EXERCISE AIM: Extract the whole listing as it stands. Do not include the pictures.

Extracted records
== == ==
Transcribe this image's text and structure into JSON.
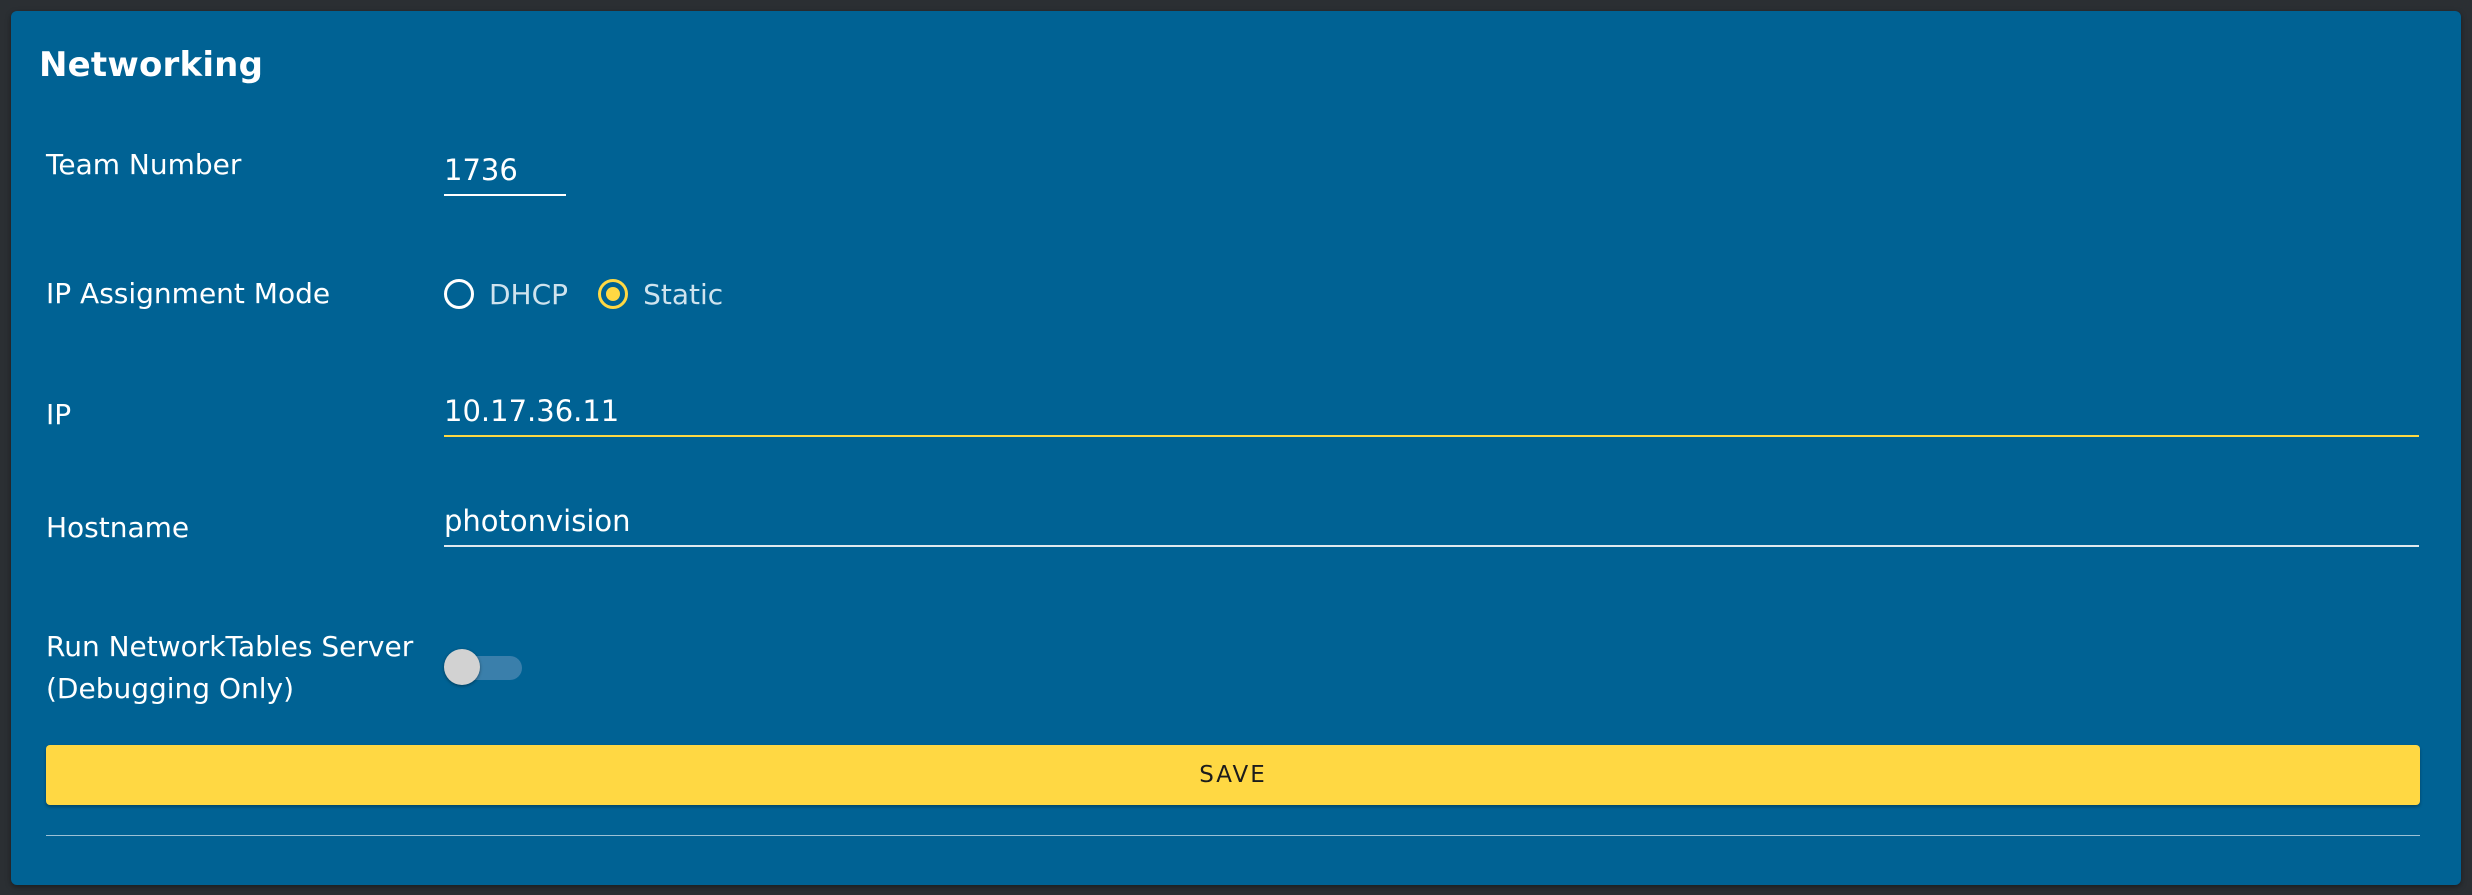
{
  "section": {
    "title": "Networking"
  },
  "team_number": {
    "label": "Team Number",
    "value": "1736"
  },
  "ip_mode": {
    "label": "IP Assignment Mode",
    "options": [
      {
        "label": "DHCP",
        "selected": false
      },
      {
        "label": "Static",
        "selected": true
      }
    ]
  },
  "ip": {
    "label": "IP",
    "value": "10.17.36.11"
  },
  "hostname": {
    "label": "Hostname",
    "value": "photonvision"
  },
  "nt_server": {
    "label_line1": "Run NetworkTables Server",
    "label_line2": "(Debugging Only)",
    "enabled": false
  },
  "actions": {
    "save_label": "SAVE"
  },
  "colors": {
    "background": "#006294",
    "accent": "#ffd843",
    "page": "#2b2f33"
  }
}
== == ==
ANSWER IN FULL:
Transcribe this image's text and structure into JSON.
{
  "section": {
    "title": "Networking"
  },
  "team_number": {
    "label": "Team Number",
    "value": "1736"
  },
  "ip_mode": {
    "label": "IP Assignment Mode",
    "options": [
      {
        "label": "DHCP",
        "selected": false
      },
      {
        "label": "Static",
        "selected": true
      }
    ]
  },
  "ip": {
    "label": "IP",
    "value": "10.17.36.11"
  },
  "hostname": {
    "label": "Hostname",
    "value": "photonvision"
  },
  "nt_server": {
    "label_line1": "Run NetworkTables Server",
    "label_line2": "(Debugging Only)",
    "enabled": false
  },
  "actions": {
    "save_label": "SAVE"
  },
  "colors": {
    "background": "#006294",
    "accent": "#ffd843",
    "page": "#2b2f33"
  }
}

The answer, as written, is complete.